Reproduce all the material exactly, minus any pictures it holds.

Figure contents as structured data
---

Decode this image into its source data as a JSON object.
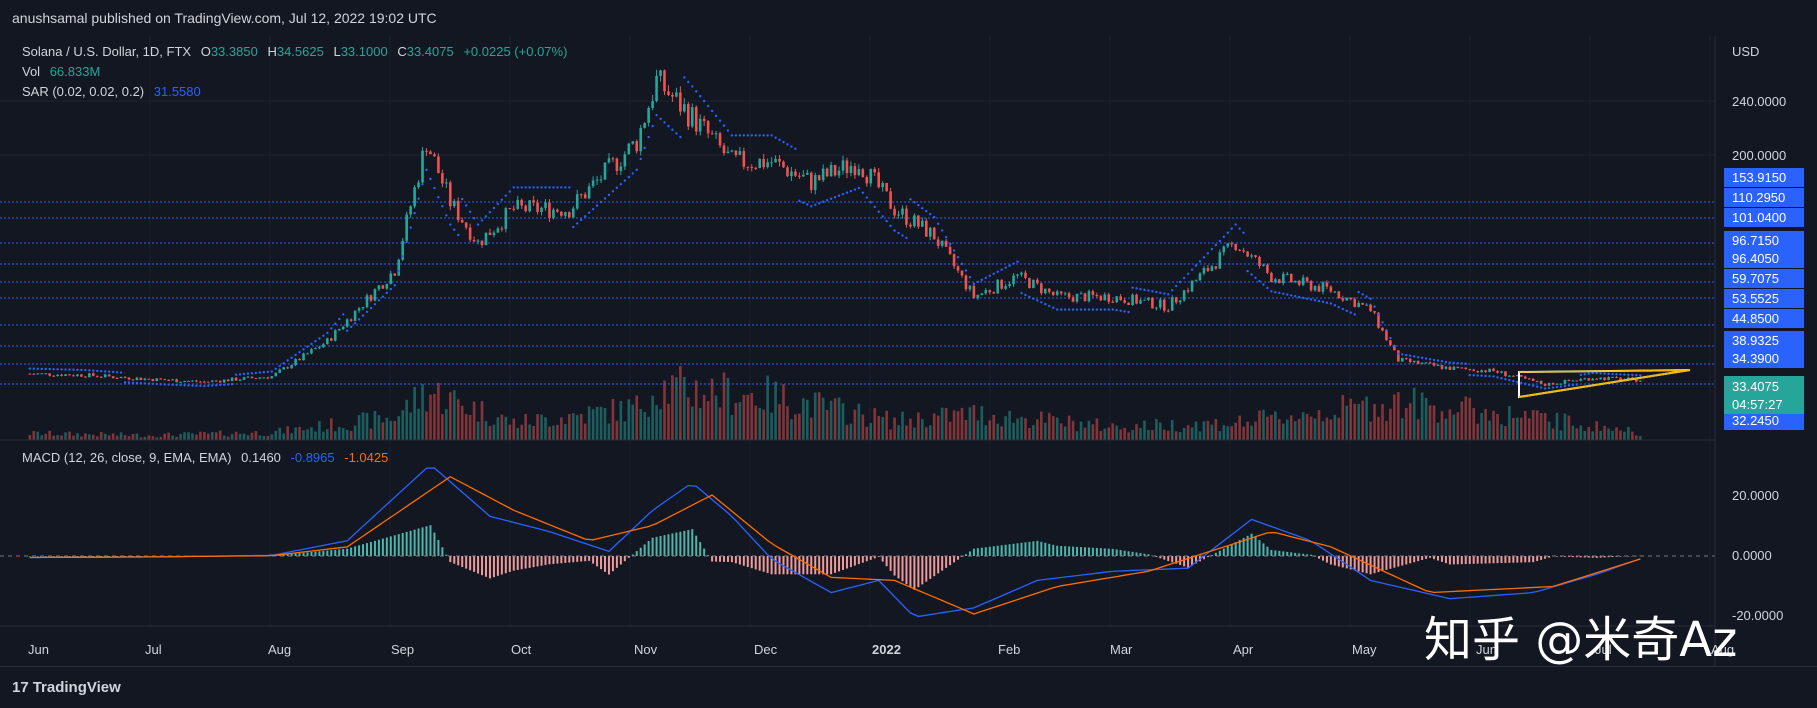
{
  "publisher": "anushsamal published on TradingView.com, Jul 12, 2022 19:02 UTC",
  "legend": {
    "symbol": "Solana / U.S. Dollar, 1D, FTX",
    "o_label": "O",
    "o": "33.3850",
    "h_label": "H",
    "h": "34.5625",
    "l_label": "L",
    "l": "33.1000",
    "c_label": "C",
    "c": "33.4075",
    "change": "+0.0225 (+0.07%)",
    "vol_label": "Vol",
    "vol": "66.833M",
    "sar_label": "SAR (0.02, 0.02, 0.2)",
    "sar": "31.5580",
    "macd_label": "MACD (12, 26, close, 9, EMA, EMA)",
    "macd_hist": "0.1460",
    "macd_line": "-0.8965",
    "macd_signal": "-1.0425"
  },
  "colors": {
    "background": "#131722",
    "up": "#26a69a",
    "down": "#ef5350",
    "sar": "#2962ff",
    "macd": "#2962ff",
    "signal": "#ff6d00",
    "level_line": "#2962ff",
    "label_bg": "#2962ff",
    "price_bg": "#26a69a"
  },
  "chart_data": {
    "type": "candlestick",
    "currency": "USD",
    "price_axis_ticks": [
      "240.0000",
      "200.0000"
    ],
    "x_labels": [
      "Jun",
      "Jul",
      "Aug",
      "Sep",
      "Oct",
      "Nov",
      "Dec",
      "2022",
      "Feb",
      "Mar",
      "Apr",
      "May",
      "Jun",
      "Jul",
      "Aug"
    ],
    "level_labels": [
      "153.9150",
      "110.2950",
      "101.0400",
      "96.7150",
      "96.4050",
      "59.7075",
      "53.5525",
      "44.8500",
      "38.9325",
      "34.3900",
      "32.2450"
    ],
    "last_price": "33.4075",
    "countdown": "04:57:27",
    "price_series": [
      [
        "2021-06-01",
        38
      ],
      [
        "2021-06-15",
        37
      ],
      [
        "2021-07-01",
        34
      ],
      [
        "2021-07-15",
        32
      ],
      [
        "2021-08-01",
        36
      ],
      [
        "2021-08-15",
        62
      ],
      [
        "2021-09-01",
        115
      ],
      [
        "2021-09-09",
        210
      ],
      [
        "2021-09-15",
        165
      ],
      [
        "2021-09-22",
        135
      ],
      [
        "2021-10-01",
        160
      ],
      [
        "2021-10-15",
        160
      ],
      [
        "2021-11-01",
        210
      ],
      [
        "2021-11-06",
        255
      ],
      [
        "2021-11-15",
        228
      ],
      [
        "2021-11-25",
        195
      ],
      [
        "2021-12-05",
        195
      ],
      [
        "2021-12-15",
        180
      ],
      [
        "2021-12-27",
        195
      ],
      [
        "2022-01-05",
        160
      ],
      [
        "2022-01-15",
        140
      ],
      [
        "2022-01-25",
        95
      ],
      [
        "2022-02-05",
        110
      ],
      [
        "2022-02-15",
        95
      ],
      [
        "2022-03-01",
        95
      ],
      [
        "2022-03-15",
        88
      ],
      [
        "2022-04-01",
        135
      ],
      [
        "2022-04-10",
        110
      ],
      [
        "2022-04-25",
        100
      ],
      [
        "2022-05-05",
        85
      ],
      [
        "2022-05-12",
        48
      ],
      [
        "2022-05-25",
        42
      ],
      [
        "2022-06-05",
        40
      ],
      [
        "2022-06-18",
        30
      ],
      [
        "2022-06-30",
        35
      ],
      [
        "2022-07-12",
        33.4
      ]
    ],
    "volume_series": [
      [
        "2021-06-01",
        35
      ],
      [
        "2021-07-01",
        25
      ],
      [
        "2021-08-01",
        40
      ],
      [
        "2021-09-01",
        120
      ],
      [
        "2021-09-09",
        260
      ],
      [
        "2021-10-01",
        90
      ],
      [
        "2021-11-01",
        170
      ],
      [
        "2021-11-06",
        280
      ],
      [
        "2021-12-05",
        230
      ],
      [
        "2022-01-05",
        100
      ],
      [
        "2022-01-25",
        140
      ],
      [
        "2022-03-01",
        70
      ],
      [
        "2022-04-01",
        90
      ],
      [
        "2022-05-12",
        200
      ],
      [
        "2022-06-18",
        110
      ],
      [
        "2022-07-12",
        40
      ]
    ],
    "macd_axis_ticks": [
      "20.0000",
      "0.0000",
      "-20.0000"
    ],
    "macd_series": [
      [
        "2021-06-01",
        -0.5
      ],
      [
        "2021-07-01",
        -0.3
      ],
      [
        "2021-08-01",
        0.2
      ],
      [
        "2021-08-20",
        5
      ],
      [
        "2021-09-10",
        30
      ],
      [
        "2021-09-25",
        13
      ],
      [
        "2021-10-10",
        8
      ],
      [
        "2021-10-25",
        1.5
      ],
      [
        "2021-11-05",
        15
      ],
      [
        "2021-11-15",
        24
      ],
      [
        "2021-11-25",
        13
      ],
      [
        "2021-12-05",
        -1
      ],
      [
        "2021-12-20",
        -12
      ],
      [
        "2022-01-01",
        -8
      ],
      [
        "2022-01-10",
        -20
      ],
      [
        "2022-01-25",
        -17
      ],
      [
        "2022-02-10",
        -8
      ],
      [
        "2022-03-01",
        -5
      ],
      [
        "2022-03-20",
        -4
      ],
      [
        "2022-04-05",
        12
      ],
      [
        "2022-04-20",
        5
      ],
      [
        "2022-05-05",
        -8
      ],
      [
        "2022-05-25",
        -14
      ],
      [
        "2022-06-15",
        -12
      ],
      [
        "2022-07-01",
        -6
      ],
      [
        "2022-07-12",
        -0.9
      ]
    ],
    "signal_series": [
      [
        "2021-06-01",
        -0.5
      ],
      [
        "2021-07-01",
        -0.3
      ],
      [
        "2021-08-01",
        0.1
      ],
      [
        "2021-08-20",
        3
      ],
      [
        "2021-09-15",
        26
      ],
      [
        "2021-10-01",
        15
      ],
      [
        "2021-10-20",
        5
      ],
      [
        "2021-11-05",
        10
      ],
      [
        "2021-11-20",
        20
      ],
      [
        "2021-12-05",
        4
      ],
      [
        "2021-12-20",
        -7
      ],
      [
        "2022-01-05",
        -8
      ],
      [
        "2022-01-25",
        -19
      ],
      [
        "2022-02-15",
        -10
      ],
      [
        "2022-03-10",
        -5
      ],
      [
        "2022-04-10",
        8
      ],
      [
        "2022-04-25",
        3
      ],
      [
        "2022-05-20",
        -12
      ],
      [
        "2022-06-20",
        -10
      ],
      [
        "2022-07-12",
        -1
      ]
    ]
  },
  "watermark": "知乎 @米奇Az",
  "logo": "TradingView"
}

---

Answer in full
Decode this image into its source data as a JSON object.
{
  "publisher": "anushsamal published on TradingView.com, Jul 12, 2022 19:02 UTC",
  "legend": {
    "symbol": "Solana / U.S. Dollar, 1D, FTX",
    "o_label": "O",
    "o": "33.3850",
    "h_label": "H",
    "h": "34.5625",
    "l_label": "L",
    "l": "33.1000",
    "c_label": "C",
    "c": "33.4075",
    "change": "+0.0225 (+0.07%)",
    "vol_label": "Vol",
    "vol": "66.833M",
    "sar_label": "SAR (0.02, 0.02, 0.2)",
    "sar": "31.5580",
    "macd_label": "MACD (12, 26, close, 9, EMA, EMA)",
    "macd_hist": "0.1460",
    "macd_line": "-0.8965",
    "macd_signal": "-1.0425"
  },
  "colors": {
    "background": "#131722",
    "up": "#26a69a",
    "down": "#ef5350",
    "sar": "#2962ff",
    "macd": "#2962ff",
    "signal": "#ff6d00",
    "level_line": "#2962ff",
    "label_bg": "#2962ff",
    "price_bg": "#26a69a"
  },
  "chart_data": {
    "type": "candlestick",
    "currency": "USD",
    "price_axis_ticks": [
      "240.0000",
      "200.0000"
    ],
    "x_labels": [
      "Jun",
      "Jul",
      "Aug",
      "Sep",
      "Oct",
      "Nov",
      "Dec",
      "2022",
      "Feb",
      "Mar",
      "Apr",
      "May",
      "Jun",
      "Jul",
      "Aug"
    ],
    "level_labels": [
      "153.9150",
      "110.2950",
      "101.0400",
      "96.7150",
      "96.4050",
      "59.7075",
      "53.5525",
      "44.8500",
      "38.9325",
      "34.3900",
      "32.2450"
    ],
    "last_price": "33.4075",
    "countdown": "04:57:27",
    "price_series": [
      [
        "2021-06-01",
        38
      ],
      [
        "2021-06-15",
        37
      ],
      [
        "2021-07-01",
        34
      ],
      [
        "2021-07-15",
        32
      ],
      [
        "2021-08-01",
        36
      ],
      [
        "2021-08-15",
        62
      ],
      [
        "2021-09-01",
        115
      ],
      [
        "2021-09-09",
        210
      ],
      [
        "2021-09-15",
        165
      ],
      [
        "2021-09-22",
        135
      ],
      [
        "2021-10-01",
        160
      ],
      [
        "2021-10-15",
        160
      ],
      [
        "2021-11-01",
        210
      ],
      [
        "2021-11-06",
        255
      ],
      [
        "2021-11-15",
        228
      ],
      [
        "2021-11-25",
        195
      ],
      [
        "2021-12-05",
        195
      ],
      [
        "2021-12-15",
        180
      ],
      [
        "2021-12-27",
        195
      ],
      [
        "2022-01-05",
        160
      ],
      [
        "2022-01-15",
        140
      ],
      [
        "2022-01-25",
        95
      ],
      [
        "2022-02-05",
        110
      ],
      [
        "2022-02-15",
        95
      ],
      [
        "2022-03-01",
        95
      ],
      [
        "2022-03-15",
        88
      ],
      [
        "2022-04-01",
        135
      ],
      [
        "2022-04-10",
        110
      ],
      [
        "2022-04-25",
        100
      ],
      [
        "2022-05-05",
        85
      ],
      [
        "2022-05-12",
        48
      ],
      [
        "2022-05-25",
        42
      ],
      [
        "2022-06-05",
        40
      ],
      [
        "2022-06-18",
        30
      ],
      [
        "2022-06-30",
        35
      ],
      [
        "2022-07-12",
        33.4
      ]
    ],
    "volume_series": [
      [
        "2021-06-01",
        35
      ],
      [
        "2021-07-01",
        25
      ],
      [
        "2021-08-01",
        40
      ],
      [
        "2021-09-01",
        120
      ],
      [
        "2021-09-09",
        260
      ],
      [
        "2021-10-01",
        90
      ],
      [
        "2021-11-01",
        170
      ],
      [
        "2021-11-06",
        280
      ],
      [
        "2021-12-05",
        230
      ],
      [
        "2022-01-05",
        100
      ],
      [
        "2022-01-25",
        140
      ],
      [
        "2022-03-01",
        70
      ],
      [
        "2022-04-01",
        90
      ],
      [
        "2022-05-12",
        200
      ],
      [
        "2022-06-18",
        110
      ],
      [
        "2022-07-12",
        40
      ]
    ],
    "macd_axis_ticks": [
      "20.0000",
      "0.0000",
      "-20.0000"
    ],
    "macd_series": [
      [
        "2021-06-01",
        -0.5
      ],
      [
        "2021-07-01",
        -0.3
      ],
      [
        "2021-08-01",
        0.2
      ],
      [
        "2021-08-20",
        5
      ],
      [
        "2021-09-10",
        30
      ],
      [
        "2021-09-25",
        13
      ],
      [
        "2021-10-10",
        8
      ],
      [
        "2021-10-25",
        1.5
      ],
      [
        "2021-11-05",
        15
      ],
      [
        "2021-11-15",
        24
      ],
      [
        "2021-11-25",
        13
      ],
      [
        "2021-12-05",
        -1
      ],
      [
        "2021-12-20",
        -12
      ],
      [
        "2022-01-01",
        -8
      ],
      [
        "2022-01-10",
        -20
      ],
      [
        "2022-01-25",
        -17
      ],
      [
        "2022-02-10",
        -8
      ],
      [
        "2022-03-01",
        -5
      ],
      [
        "2022-03-20",
        -4
      ],
      [
        "2022-04-05",
        12
      ],
      [
        "2022-04-20",
        5
      ],
      [
        "2022-05-05",
        -8
      ],
      [
        "2022-05-25",
        -14
      ],
      [
        "2022-06-15",
        -12
      ],
      [
        "2022-07-01",
        -6
      ],
      [
        "2022-07-12",
        -0.9
      ]
    ],
    "signal_series": [
      [
        "2021-06-01",
        -0.5
      ],
      [
        "2021-07-01",
        -0.3
      ],
      [
        "2021-08-01",
        0.1
      ],
      [
        "2021-08-20",
        3
      ],
      [
        "2021-09-15",
        26
      ],
      [
        "2021-10-01",
        15
      ],
      [
        "2021-10-20",
        5
      ],
      [
        "2021-11-05",
        10
      ],
      [
        "2021-11-20",
        20
      ],
      [
        "2021-12-05",
        4
      ],
      [
        "2021-12-20",
        -7
      ],
      [
        "2022-01-05",
        -8
      ],
      [
        "2022-01-25",
        -19
      ],
      [
        "2022-02-15",
        -10
      ],
      [
        "2022-03-10",
        -5
      ],
      [
        "2022-04-10",
        8
      ],
      [
        "2022-04-25",
        3
      ],
      [
        "2022-05-20",
        -12
      ],
      [
        "2022-06-20",
        -10
      ],
      [
        "2022-07-12",
        -1
      ]
    ]
  },
  "watermark": "知乎 @米奇Az",
  "logo": "TradingView"
}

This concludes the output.